[Data records]
<<<<

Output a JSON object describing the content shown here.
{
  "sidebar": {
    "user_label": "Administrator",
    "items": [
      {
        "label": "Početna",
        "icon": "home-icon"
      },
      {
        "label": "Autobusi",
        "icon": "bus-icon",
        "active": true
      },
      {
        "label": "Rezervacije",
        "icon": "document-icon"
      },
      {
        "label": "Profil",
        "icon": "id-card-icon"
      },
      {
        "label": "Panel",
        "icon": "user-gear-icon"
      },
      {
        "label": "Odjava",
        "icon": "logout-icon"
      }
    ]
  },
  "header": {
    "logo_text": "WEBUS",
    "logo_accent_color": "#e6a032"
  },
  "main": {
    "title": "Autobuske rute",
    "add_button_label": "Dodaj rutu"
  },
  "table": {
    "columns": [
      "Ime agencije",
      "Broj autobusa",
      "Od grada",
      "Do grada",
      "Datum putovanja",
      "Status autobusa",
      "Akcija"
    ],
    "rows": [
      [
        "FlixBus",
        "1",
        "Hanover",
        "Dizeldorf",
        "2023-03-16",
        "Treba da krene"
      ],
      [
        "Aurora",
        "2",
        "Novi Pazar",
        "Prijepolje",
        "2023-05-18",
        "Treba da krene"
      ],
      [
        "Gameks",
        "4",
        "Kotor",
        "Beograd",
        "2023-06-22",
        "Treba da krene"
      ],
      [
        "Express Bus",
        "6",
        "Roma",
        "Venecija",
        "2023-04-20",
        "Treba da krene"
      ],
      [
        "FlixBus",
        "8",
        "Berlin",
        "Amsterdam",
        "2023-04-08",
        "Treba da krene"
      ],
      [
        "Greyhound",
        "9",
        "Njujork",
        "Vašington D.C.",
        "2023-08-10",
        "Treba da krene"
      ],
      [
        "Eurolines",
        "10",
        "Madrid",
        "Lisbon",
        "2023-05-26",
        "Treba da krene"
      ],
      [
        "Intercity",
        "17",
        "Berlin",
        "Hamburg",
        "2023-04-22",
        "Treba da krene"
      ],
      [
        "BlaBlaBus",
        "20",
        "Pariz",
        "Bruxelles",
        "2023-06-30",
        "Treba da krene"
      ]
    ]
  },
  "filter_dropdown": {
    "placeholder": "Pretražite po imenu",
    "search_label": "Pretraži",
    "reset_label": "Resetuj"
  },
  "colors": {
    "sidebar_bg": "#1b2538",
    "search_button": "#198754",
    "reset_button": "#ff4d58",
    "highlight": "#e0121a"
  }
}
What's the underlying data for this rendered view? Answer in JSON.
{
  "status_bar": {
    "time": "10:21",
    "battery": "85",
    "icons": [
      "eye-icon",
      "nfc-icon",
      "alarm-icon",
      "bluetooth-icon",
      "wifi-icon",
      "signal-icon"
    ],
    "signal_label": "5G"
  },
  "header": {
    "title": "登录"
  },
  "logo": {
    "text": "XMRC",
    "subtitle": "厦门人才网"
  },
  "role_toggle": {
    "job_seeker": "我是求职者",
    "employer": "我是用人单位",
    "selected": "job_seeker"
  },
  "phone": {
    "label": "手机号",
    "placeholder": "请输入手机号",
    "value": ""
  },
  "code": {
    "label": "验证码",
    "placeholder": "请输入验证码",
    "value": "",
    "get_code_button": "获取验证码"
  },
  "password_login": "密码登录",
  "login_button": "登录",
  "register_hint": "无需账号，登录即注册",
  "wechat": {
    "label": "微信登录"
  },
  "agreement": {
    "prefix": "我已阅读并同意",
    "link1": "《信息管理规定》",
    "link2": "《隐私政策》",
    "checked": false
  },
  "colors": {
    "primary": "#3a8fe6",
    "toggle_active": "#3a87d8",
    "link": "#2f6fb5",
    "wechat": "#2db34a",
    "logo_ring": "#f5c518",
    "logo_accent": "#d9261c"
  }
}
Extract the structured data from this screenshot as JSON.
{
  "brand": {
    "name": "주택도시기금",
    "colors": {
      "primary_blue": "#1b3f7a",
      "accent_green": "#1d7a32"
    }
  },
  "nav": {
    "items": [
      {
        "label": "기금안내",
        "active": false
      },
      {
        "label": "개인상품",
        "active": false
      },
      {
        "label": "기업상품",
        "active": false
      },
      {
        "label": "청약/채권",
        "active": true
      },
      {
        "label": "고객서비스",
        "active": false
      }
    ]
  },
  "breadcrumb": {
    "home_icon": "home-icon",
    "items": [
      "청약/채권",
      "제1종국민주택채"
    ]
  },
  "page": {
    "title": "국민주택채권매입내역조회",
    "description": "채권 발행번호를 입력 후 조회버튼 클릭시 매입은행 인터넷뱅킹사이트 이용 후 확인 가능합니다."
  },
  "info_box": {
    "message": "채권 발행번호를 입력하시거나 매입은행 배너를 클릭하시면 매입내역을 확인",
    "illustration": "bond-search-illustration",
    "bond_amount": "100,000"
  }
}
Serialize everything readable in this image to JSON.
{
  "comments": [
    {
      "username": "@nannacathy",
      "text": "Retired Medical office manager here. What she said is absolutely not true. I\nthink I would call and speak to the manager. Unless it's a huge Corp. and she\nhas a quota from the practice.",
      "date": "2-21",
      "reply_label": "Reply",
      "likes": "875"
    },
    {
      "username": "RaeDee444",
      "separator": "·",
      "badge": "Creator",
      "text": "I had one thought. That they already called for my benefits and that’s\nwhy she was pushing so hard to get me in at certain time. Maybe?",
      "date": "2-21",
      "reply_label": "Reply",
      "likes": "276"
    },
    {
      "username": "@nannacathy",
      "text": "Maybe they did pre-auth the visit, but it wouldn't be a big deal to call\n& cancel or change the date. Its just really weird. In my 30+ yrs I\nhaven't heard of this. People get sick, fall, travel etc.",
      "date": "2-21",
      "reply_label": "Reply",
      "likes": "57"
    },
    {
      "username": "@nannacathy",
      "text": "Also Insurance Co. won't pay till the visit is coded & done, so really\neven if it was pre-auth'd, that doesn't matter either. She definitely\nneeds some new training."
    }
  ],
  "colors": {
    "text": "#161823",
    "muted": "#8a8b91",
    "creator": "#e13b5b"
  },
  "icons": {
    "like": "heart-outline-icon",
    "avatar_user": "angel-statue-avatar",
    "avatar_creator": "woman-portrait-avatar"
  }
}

>>>>

Short exercise:
Extract the data exactly as given.

The solution:
Output a JSON object describing the content shown here.
{
  "sidebar": {
    "user_label": "Administrator",
    "items": [
      {
        "label": "Početna",
        "icon": "home-icon"
      },
      {
        "label": "Autobusi",
        "icon": "bus-icon",
        "active": true
      },
      {
        "label": "Rezervacije",
        "icon": "document-icon"
      },
      {
        "label": "Profil",
        "icon": "id-card-icon"
      },
      {
        "label": "Panel",
        "icon": "user-gear-icon"
      },
      {
        "label": "Odjava",
        "icon": "logout-icon"
      }
    ]
  },
  "header": {
    "logo_text": "WEBUS",
    "logo_accent_color": "#e6a032"
  },
  "main": {
    "title": "Autobuske rute",
    "add_button_label": "Dodaj rutu"
  },
  "table": {
    "columns": [
      "Ime agencije",
      "Broj autobusa",
      "Od grada",
      "Do grada",
      "Datum putovanja",
      "Status autobusa",
      "Akcija"
    ],
    "rows": [
      [
        "FlixBus",
        "1",
        "Hanover",
        "Dizeldorf",
        "2023-03-16",
        "Treba da krene"
      ],
      [
        "Aurora",
        "2",
        "Novi Pazar",
        "Prijepolje",
        "2023-05-18",
        "Treba da krene"
      ],
      [
        "Gameks",
        "4",
        "Kotor",
        "Beograd",
        "2023-06-22",
        "Treba da krene"
      ],
      [
        "Express Bus",
        "6",
        "Roma",
        "Venecija",
        "2023-04-20",
        "Treba da krene"
      ],
      [
        "FlixBus",
        "8",
        "Berlin",
        "Amsterdam",
        "2023-04-08",
        "Treba da krene"
      ],
      [
        "Greyhound",
        "9",
        "Njujork",
        "Vašington D.C.",
        "2023-08-10",
        "Treba da krene"
      ],
      [
        "Eurolines",
        "10",
        "Madrid",
        "Lisbon",
        "2023-05-26",
        "Treba da krene"
      ],
      [
        "Intercity",
        "17",
        "Berlin",
        "Hamburg",
        "2023-04-22",
        "Treba da krene"
      ],
      [
        "BlaBlaBus",
        "20",
        "Pariz",
        "Bruxelles",
        "2023-06-30",
        "Treba da krene"
      ]
    ]
  },
  "filter_dropdown": {
    "placeholder": "Pretražite po imenu",
    "search_label": "Pretraži",
    "reset_label": "Resetuj"
  },
  "colors": {
    "sidebar_bg": "#1b2538",
    "search_button": "#198754",
    "reset_button": "#ff4d58",
    "highlight": "#e0121a"
  }
}
What's the underlying data for this rendered view? Answer in JSON.
{
  "status_bar": {
    "time": "10:21",
    "battery": "85",
    "icons": [
      "eye-icon",
      "nfc-icon",
      "alarm-icon",
      "bluetooth-icon",
      "wifi-icon",
      "signal-icon"
    ],
    "signal_label": "5G"
  },
  "header": {
    "title": "登录"
  },
  "logo": {
    "text": "XMRC",
    "subtitle": "厦门人才网"
  },
  "role_toggle": {
    "job_seeker": "我是求职者",
    "employer": "我是用人单位",
    "selected": "job_seeker"
  },
  "phone": {
    "label": "手机号",
    "placeholder": "请输入手机号",
    "value": ""
  },
  "code": {
    "label": "验证码",
    "placeholder": "请输入验证码",
    "value": "",
    "get_code_button": "获取验证码"
  },
  "password_login": "密码登录",
  "login_button": "登录",
  "register_hint": "无需账号，登录即注册",
  "wechat": {
    "label": "微信登录"
  },
  "agreement": {
    "prefix": "我已阅读并同意",
    "link1": "《信息管理规定》",
    "link2": "《隐私政策》",
    "checked": false
  },
  "colors": {
    "primary": "#3a8fe6",
    "toggle_active": "#3a87d8",
    "link": "#2f6fb5",
    "wechat": "#2db34a",
    "logo_ring": "#f5c518",
    "logo_accent": "#d9261c"
  }
}
Extract the structured data from this screenshot as JSON.
{
  "brand": {
    "name": "주택도시기금",
    "colors": {
      "primary_blue": "#1b3f7a",
      "accent_green": "#1d7a32"
    }
  },
  "nav": {
    "items": [
      {
        "label": "기금안내",
        "active": false
      },
      {
        "label": "개인상품",
        "active": false
      },
      {
        "label": "기업상품",
        "active": false
      },
      {
        "label": "청약/채권",
        "active": true
      },
      {
        "label": "고객서비스",
        "active": false
      }
    ]
  },
  "breadcrumb": {
    "home_icon": "home-icon",
    "items": [
      "청약/채권",
      "제1종국민주택채"
    ]
  },
  "page": {
    "title": "국민주택채권매입내역조회",
    "description": "채권 발행번호를 입력 후 조회버튼 클릭시 매입은행 인터넷뱅킹사이트 이용 후 확인 가능합니다."
  },
  "info_box": {
    "message": "채권 발행번호를 입력하시거나 매입은행 배너를 클릭하시면 매입내역을 확인",
    "illustration": "bond-search-illustration",
    "bond_amount": "100,000"
  }
}
Serialize everything readable in this image to JSON.
{
  "comments": [
    {
      "username": "@nannacathy",
      "text": "Retired Medical office manager here. What she said is absolutely not true. I\nthink I would call and speak to the manager. Unless it's a huge Corp. and she\nhas a quota from the practice.",
      "date": "2-21",
      "reply_label": "Reply",
      "likes": "875"
    },
    {
      "username": "RaeDee444",
      "separator": "·",
      "badge": "Creator",
      "text": "I had one thought. That they already called for my benefits and that’s\nwhy she was pushing so hard to get me in at certain time. Maybe?",
      "date": "2-21",
      "reply_label": "Reply",
      "likes": "276"
    },
    {
      "username": "@nannacathy",
      "text": "Maybe they did pre-auth the visit, but it wouldn't be a big deal to call\n& cancel or change the date. Its just really weird. In my 30+ yrs I\nhaven't heard of this. People get sick, fall, travel etc.",
      "date": "2-21",
      "reply_label": "Reply",
      "likes": "57"
    },
    {
      "username": "@nannacathy",
      "text": "Also Insurance Co. won't pay till the visit is coded & done, so really\neven if it was pre-auth'd, that doesn't matter either. She definitely\nneeds some new training."
    }
  ],
  "colors": {
    "text": "#161823",
    "muted": "#8a8b91",
    "creator": "#e13b5b"
  },
  "icons": {
    "like": "heart-outline-icon",
    "avatar_user": "angel-statue-avatar",
    "avatar_creator": "woman-portrait-avatar"
  }
}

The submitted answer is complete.